Copy out the data below verbatim.

--- Input material ---

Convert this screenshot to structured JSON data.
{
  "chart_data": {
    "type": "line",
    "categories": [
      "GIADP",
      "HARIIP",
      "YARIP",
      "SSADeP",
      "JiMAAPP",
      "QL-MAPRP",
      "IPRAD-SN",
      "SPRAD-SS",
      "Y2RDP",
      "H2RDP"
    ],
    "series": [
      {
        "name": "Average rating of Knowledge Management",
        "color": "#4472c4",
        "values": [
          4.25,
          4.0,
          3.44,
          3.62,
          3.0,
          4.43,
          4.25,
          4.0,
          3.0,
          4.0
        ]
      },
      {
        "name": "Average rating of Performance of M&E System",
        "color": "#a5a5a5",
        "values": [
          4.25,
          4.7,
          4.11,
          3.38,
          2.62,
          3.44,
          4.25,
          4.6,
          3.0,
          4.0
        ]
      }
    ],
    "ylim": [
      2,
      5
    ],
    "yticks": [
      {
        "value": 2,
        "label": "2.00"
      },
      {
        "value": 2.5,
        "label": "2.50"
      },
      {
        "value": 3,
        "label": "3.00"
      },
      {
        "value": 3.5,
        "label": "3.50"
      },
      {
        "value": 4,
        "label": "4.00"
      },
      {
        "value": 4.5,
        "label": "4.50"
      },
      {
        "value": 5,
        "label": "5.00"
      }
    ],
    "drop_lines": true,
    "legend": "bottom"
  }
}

---

_Exercise solution_:
Convert this screenshot to structured JSON data.
{
  "chart_data": {
    "type": "line",
    "categories": [
      "GIADP",
      "HARIIP",
      "YARIP",
      "SSADeP",
      "JiMAAPP",
      "QL-MAPRP",
      "IPRAD-SN",
      "SPRAD-SS",
      "Y2RDP",
      "H2RDP"
    ],
    "series": [
      {
        "name": "Average rating of Knowledge Management",
        "color": "#4472c4",
        "values": [
          4.25,
          4.0,
          3.44,
          3.62,
          3.0,
          4.43,
          4.25,
          4.0,
          3.0,
          4.0
        ]
      },
      {
        "name": "Average rating of Performance of M&E System",
        "color": "#a5a5a5",
        "values": [
          4.25,
          4.7,
          4.11,
          3.38,
          2.62,
          3.44,
          4.25,
          4.6,
          3.0,
          4.0
        ]
      }
    ],
    "ylim": [
      2,
      5
    ],
    "yticks": [
      {
        "value": 2,
        "label": "2.00"
      },
      {
        "value": 2.5,
        "label": "2.50"
      },
      {
        "value": 3,
        "label": "3.00"
      },
      {
        "value": 3.5,
        "label": "3.50"
      },
      {
        "value": 4,
        "label": "4.00"
      },
      {
        "value": 4.5,
        "label": "4.50"
      },
      {
        "value": 5,
        "label": "5.00"
      }
    ],
    "drop_lines": true,
    "legend": "bottom"
  }
}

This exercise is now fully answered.